*Given exercise:* Reproduce the records. Keep every word exact and include no images.
--- begin Provided records ---
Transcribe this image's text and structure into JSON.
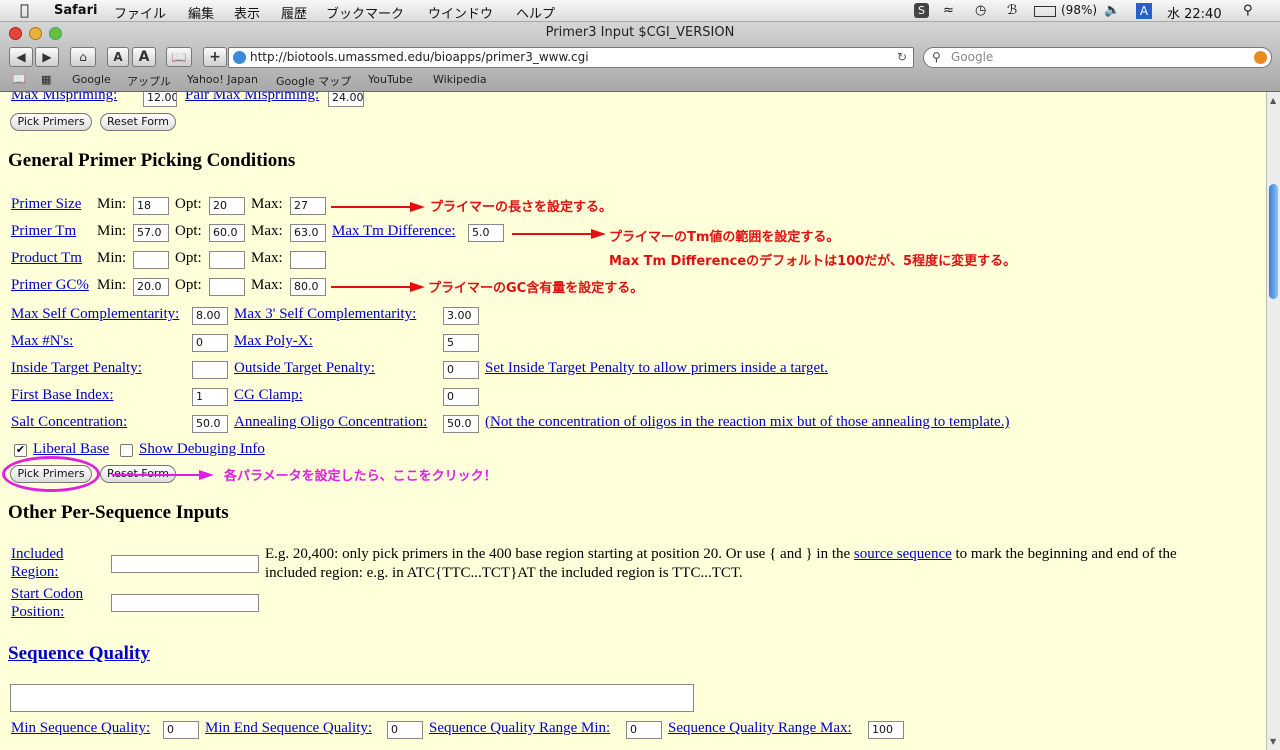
{
  "menubar": {
    "app": "Safari",
    "items": [
      "ファイル",
      "編集",
      "表示",
      "履歴",
      "ブックマーク",
      "ウインドウ",
      "ヘルプ"
    ],
    "battery": "(98%)",
    "input_indicator": "A",
    "clock": "水 22:40"
  },
  "window": {
    "title": "Primer3 Input $CGI_VERSION"
  },
  "toolbar": {
    "url": "http://biotools.umassmed.edu/bioapps/primer3_www.cgi",
    "search_placeholder": "Google",
    "text_smaller": "A",
    "text_bigger": "A",
    "add": "+"
  },
  "bookmarks": [
    "Google",
    "アップル",
    "Yahoo! Japan",
    "Google マップ",
    "YouTube",
    "Wikipedia"
  ],
  "top": {
    "max_mispriming_label": "Max Mispriming:",
    "max_mispriming_value": "12.00",
    "pair_max_mispriming_label": "Pair Max Mispriming:",
    "pair_max_mispriming_value": "24.00",
    "pick_primers": "Pick Primers",
    "reset_form": "Reset Form"
  },
  "general": {
    "heading": "General Primer Picking Conditions",
    "min_label": "Min:",
    "opt_label": "Opt:",
    "max_label": "Max:",
    "rows": [
      {
        "label": "Primer Size",
        "min": "18",
        "opt": "20",
        "max": "27"
      },
      {
        "label": "Primer Tm",
        "min": "57.0",
        "opt": "60.0",
        "max": "63.0"
      },
      {
        "label": "Product Tm",
        "min": "",
        "opt": "",
        "max": ""
      },
      {
        "label": "Primer GC%",
        "min": "20.0",
        "opt": "",
        "max": "80.0"
      }
    ],
    "max_tm_diff_label": "Max Tm Difference:",
    "max_tm_diff_value": "5.0",
    "max_self_comp_label": "Max Self Complementarity:",
    "max_self_comp_value": "8.00",
    "max_3_self_comp_label": "Max 3' Self Complementarity:",
    "max_3_self_comp_value": "3.00",
    "max_ns_label": "Max #N's:",
    "max_ns_value": "0",
    "max_polyx_label": "Max Poly-X:",
    "max_polyx_value": "5",
    "inside_target_label": "Inside Target Penalty:",
    "inside_target_value": "",
    "outside_target_label": "Outside Target Penalty:",
    "outside_target_value": "0",
    "inside_target_note": "Set Inside Target Penalty to allow primers inside a target.",
    "first_base_label": "First Base Index:",
    "first_base_value": "1",
    "cg_clamp_label": "CG Clamp:",
    "cg_clamp_value": "0",
    "salt_label": "Salt Concentration:",
    "salt_value": "50.0",
    "annealing_label": "Annealing Oligo Concentration:",
    "annealing_value": "50.0",
    "annealing_note": "(Not the concentration of oligos in the reaction mix but of those annealing to template.)",
    "liberal_base": "Liberal Base",
    "liberal_base_checked": true,
    "show_debug": "Show Debuging Info",
    "show_debug_checked": false,
    "pick_primers": "Pick Primers",
    "reset_form": "Reset Form"
  },
  "annotations": {
    "size": "プライマーの長さを設定する。",
    "tm": "プライマーのTm値の範囲を設定する。",
    "tm_diff": "Max Tm Differenceのデフォルトは100だが、5程度に変更する。",
    "gc": "プライマーのGC含有量を設定する。",
    "click": "各パラメータを設定したら、ここをクリック！"
  },
  "other": {
    "heading": "Other Per-Sequence Inputs",
    "included_label_1": "Included",
    "included_label_2": "Region:",
    "included_value": "",
    "included_note_1": "E.g. 20,400: only pick primers in the 400 base region starting at position 20. Or use { and } in the",
    "included_note_link": "source sequence",
    "included_note_2": "to mark the beginning and end of the",
    "included_note_3": "included region: e.g. in ATC{TTC...TCT}AT the included region is TTC...TCT.",
    "start_codon_label_1": "Start Codon",
    "start_codon_label_2": "Position:",
    "start_codon_value": ""
  },
  "quality": {
    "heading": "Sequence Quality",
    "textarea_value": "",
    "min_seq_label": "Min Sequence Quality:",
    "min_seq_value": "0",
    "min_end_label": "Min End Sequence Quality:",
    "min_end_value": "0",
    "range_min_label": "Sequence Quality Range Min:",
    "range_min_value": "0",
    "range_max_label": "Sequence Quality Range Max:",
    "range_max_value": "100"
  },
  "colors": {
    "page_bg": "#ffffd9",
    "link": "#0000cc",
    "annotation": "#e01010",
    "highlight": "#e020e0"
  }
}
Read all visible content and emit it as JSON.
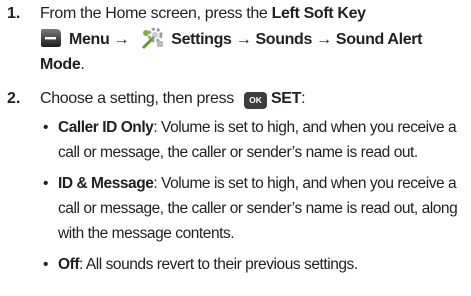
{
  "steps": [
    {
      "number": "1.",
      "line1_prefix": "From the Home screen, press the ",
      "left_soft_key": "Left Soft Key",
      "menu_label": "Menu",
      "arrow1": "→",
      "settings_label": "Settings",
      "arrow2": "→",
      "sounds_label": "Sounds",
      "arrow3": "→",
      "sound_alert_label": "Sound Alert",
      "mode_label": "Mode",
      "period": "."
    },
    {
      "number": "2.",
      "text": "Choose a setting, then press ",
      "ok_key": "OK",
      "set_label": "SET",
      "colon": ":"
    }
  ],
  "bullets": [
    {
      "symbol": "•",
      "term": "Caller ID Only",
      "description": ": Volume is set to high, and when you receive a call or message, the caller or sender’s name is read out."
    },
    {
      "symbol": "•",
      "term": "ID & Message",
      "description": ": Volume is set to high, and when you receive a call or message, the caller or sender’s name is read out, along with the message contents."
    },
    {
      "symbol": "•",
      "term": "Off",
      "description": ": All sounds revert to their previous settings."
    }
  ],
  "icons": {
    "menu": "left-soft-key-icon",
    "settings": "settings-icon",
    "ok": "ok-key-icon"
  },
  "colors": {
    "text": "#231f20",
    "key_background": "#3d3d3d"
  }
}
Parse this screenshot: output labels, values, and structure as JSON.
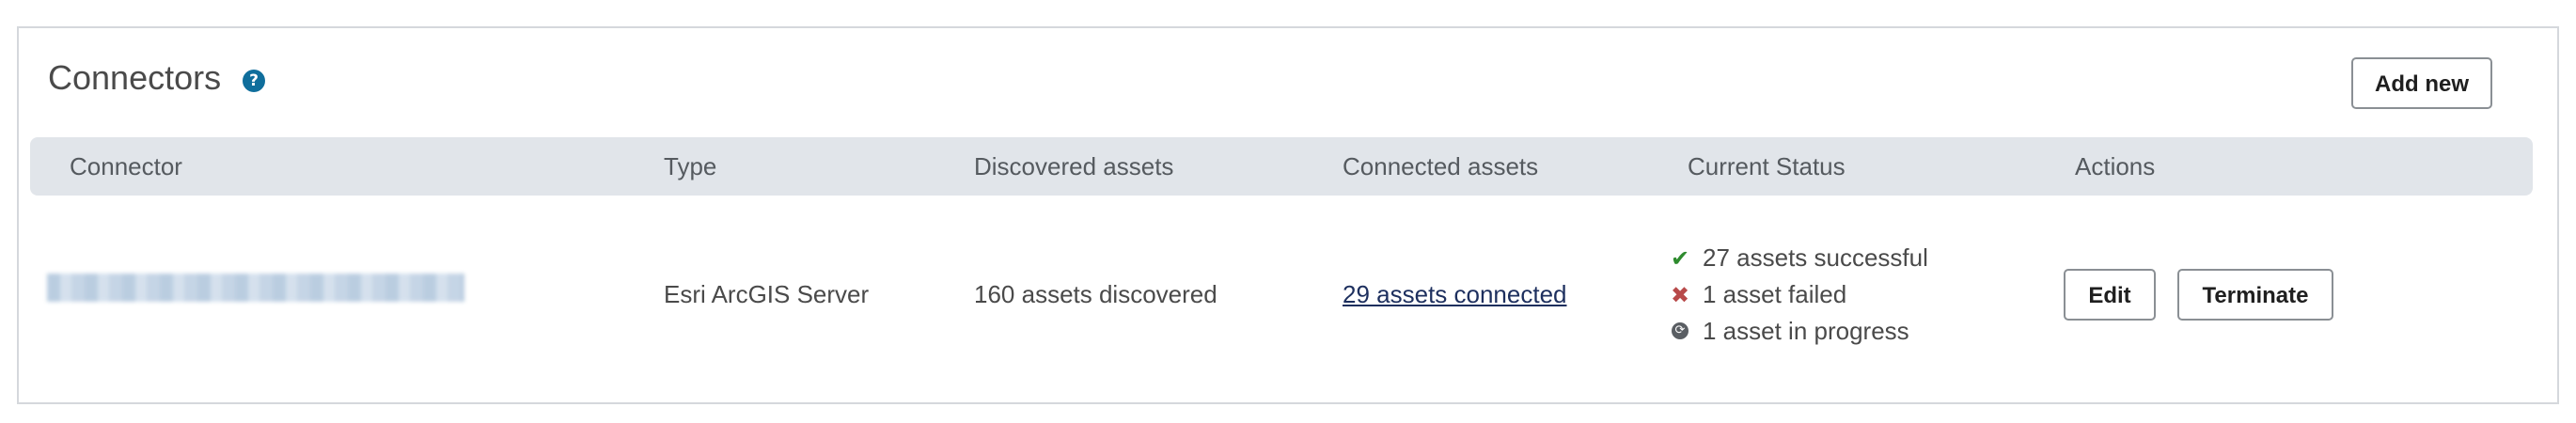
{
  "header": {
    "title": "Connectors",
    "help_icon": "question-circle-icon",
    "add_button": "Add new"
  },
  "table": {
    "columns": [
      "Connector",
      "Type",
      "Discovered assets",
      "Connected assets",
      "Current Status",
      "Actions"
    ],
    "rows": [
      {
        "connector": "",
        "type": "Esri ArcGIS Server",
        "discovered": "160 assets discovered",
        "connected": "29 assets connected",
        "status": [
          {
            "icon": "check-icon",
            "text": "27 assets successful"
          },
          {
            "icon": "x-icon",
            "text": "1 asset failed"
          },
          {
            "icon": "in-progress-icon",
            "text": "1 asset in progress"
          }
        ],
        "actions": {
          "edit": "Edit",
          "terminate": "Terminate"
        }
      }
    ]
  },
  "colors": {
    "header_bg": "#e1e5ea",
    "help_icon": "#0f6e9c",
    "success": "#2e8b2e",
    "failed": "#b84a4a",
    "link": "#1d2f5e"
  }
}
--- end Provided records ---
*Written solution:*
Transcribe this image's text and structure into JSON.
{
  "menubar": {
    "app": "Safari",
    "items": [
      "ファイル",
      "編集",
      "表示",
      "履歴",
      "ブックマーク",
      "ウインドウ",
      "ヘルプ"
    ],
    "battery": "(98%)",
    "input_indicator": "A",
    "clock": "水 22:40"
  },
  "window": {
    "title": "Primer3 Input $CGI_VERSION"
  },
  "toolbar": {
    "url": "http://biotools.umassmed.edu/bioapps/primer3_www.cgi",
    "search_placeholder": "Google",
    "text_smaller": "A",
    "text_bigger": "A",
    "add": "+"
  },
  "bookmarks": [
    "Google",
    "アップル",
    "Yahoo! Japan",
    "Google マップ",
    "YouTube",
    "Wikipedia"
  ],
  "top": {
    "max_mispriming_label": "Max Mispriming:",
    "max_mispriming_value": "12.00",
    "pair_max_mispriming_label": "Pair Max Mispriming:",
    "pair_max_mispriming_value": "24.00",
    "pick_primers": "Pick Primers",
    "reset_form": "Reset Form"
  },
  "general": {
    "heading": "General Primer Picking Conditions",
    "min_label": "Min:",
    "opt_label": "Opt:",
    "max_label": "Max:",
    "rows": [
      {
        "label": "Primer Size",
        "min": "18",
        "opt": "20",
        "max": "27"
      },
      {
        "label": "Primer Tm",
        "min": "57.0",
        "opt": "60.0",
        "max": "63.0"
      },
      {
        "label": "Product Tm",
        "min": "",
        "opt": "",
        "max": ""
      },
      {
        "label": "Primer GC%",
        "min": "20.0",
        "opt": "",
        "max": "80.0"
      }
    ],
    "max_tm_diff_label": "Max Tm Difference:",
    "max_tm_diff_value": "5.0",
    "max_self_comp_label": "Max Self Complementarity:",
    "max_self_comp_value": "8.00",
    "max_3_self_comp_label": "Max 3' Self Complementarity:",
    "max_3_self_comp_value": "3.00",
    "max_ns_label": "Max #N's:",
    "max_ns_value": "0",
    "max_polyx_label": "Max Poly-X:",
    "max_polyx_value": "5",
    "inside_target_label": "Inside Target Penalty:",
    "inside_target_value": "",
    "outside_target_label": "Outside Target Penalty:",
    "outside_target_value": "0",
    "inside_target_note": "Set Inside Target Penalty to allow primers inside a target.",
    "first_base_label": "First Base Index:",
    "first_base_value": "1",
    "cg_clamp_label": "CG Clamp:",
    "cg_clamp_value": "0",
    "salt_label": "Salt Concentration:",
    "salt_value": "50.0",
    "annealing_label": "Annealing Oligo Concentration:",
    "annealing_value": "50.0",
    "annealing_note": "(Not the concentration of oligos in the reaction mix but of those annealing to template.)",
    "liberal_base": "Liberal Base",
    "liberal_base_checked": true,
    "show_debug": "Show Debuging Info",
    "show_debug_checked": false,
    "pick_primers": "Pick Primers",
    "reset_form": "Reset Form"
  },
  "annotations": {
    "size": "プライマーの長さを設定する。",
    "tm": "プライマーのTm値の範囲を設定する。",
    "tm_diff": "Max Tm Differenceのデフォルトは100だが、5程度に変更する。",
    "gc": "プライマーのGC含有量を設定する。",
    "click": "各パラメータを設定したら、ここをクリック！"
  },
  "other": {
    "heading": "Other Per-Sequence Inputs",
    "included_label_1": "Included",
    "included_label_2": "Region:",
    "included_value": "",
    "included_note_1": "E.g. 20,400: only pick primers in the 400 base region starting at position 20. Or use { and } in the",
    "included_note_link": "source sequence",
    "included_note_2": "to mark the beginning and end of the",
    "included_note_3": "included region: e.g. in ATC{TTC...TCT}AT the included region is TTC...TCT.",
    "start_codon_label_1": "Start Codon",
    "start_codon_label_2": "Position:",
    "start_codon_value": ""
  },
  "quality": {
    "heading": "Sequence Quality",
    "textarea_value": "",
    "min_seq_label": "Min Sequence Quality:",
    "min_seq_value": "0",
    "min_end_label": "Min End Sequence Quality:",
    "min_end_value": "0",
    "range_min_label": "Sequence Quality Range Min:",
    "range_min_value": "0",
    "range_max_label": "Sequence Quality Range Max:",
    "range_max_value": "100"
  },
  "colors": {
    "page_bg": "#ffffd9",
    "link": "#0000cc",
    "annotation": "#e01010",
    "highlight": "#e020e0"
  }
}
Read all visible content and emit it as JSON.
{
  "steps": [
    {
      "number": "1.",
      "line1_prefix": "From the Home screen, press the ",
      "left_soft_key": "Left Soft Key",
      "menu_label": "Menu",
      "arrow1": "→",
      "settings_label": "Settings",
      "arrow2": "→",
      "sounds_label": "Sounds",
      "arrow3": "→",
      "sound_alert_label": "Sound Alert",
      "mode_label": "Mode",
      "period": "."
    },
    {
      "number": "2.",
      "text": "Choose a setting, then press ",
      "ok_key": "OK",
      "set_label": "SET",
      "colon": ":"
    }
  ],
  "bullets": [
    {
      "symbol": "•",
      "term": "Caller ID Only",
      "description": ": Volume is set to high, and when you receive a call or message, the caller or sender’s name is read out."
    },
    {
      "symbol": "•",
      "term": "ID & Message",
      "description": ": Volume is set to high, and when you receive a call or message, the caller or sender’s name is read out, along with the message contents."
    },
    {
      "symbol": "•",
      "term": "Off",
      "description": ": All sounds revert to their previous settings."
    }
  ],
  "icons": {
    "menu": "left-soft-key-icon",
    "settings": "settings-icon",
    "ok": "ok-key-icon"
  },
  "colors": {
    "text": "#231f20",
    "key_background": "#3d3d3d"
  }
}
Parse this screenshot: output labels, values, and structure as JSON.
{
  "header": {
    "title": "Connectors",
    "help_icon": "question-circle-icon",
    "add_button": "Add new"
  },
  "table": {
    "columns": [
      "Connector",
      "Type",
      "Discovered assets",
      "Connected assets",
      "Current Status",
      "Actions"
    ],
    "rows": [
      {
        "connector": "",
        "type": "Esri ArcGIS Server",
        "discovered": "160 assets discovered",
        "connected": "29 assets connected",
        "status": [
          {
            "icon": "check-icon",
            "text": "27 assets successful"
          },
          {
            "icon": "x-icon",
            "text": "1 asset failed"
          },
          {
            "icon": "in-progress-icon",
            "text": "1 asset in progress"
          }
        ],
        "actions": {
          "edit": "Edit",
          "terminate": "Terminate"
        }
      }
    ]
  },
  "colors": {
    "header_bg": "#e1e5ea",
    "help_icon": "#0f6e9c",
    "success": "#2e8b2e",
    "failed": "#b84a4a",
    "link": "#1d2f5e"
  }
}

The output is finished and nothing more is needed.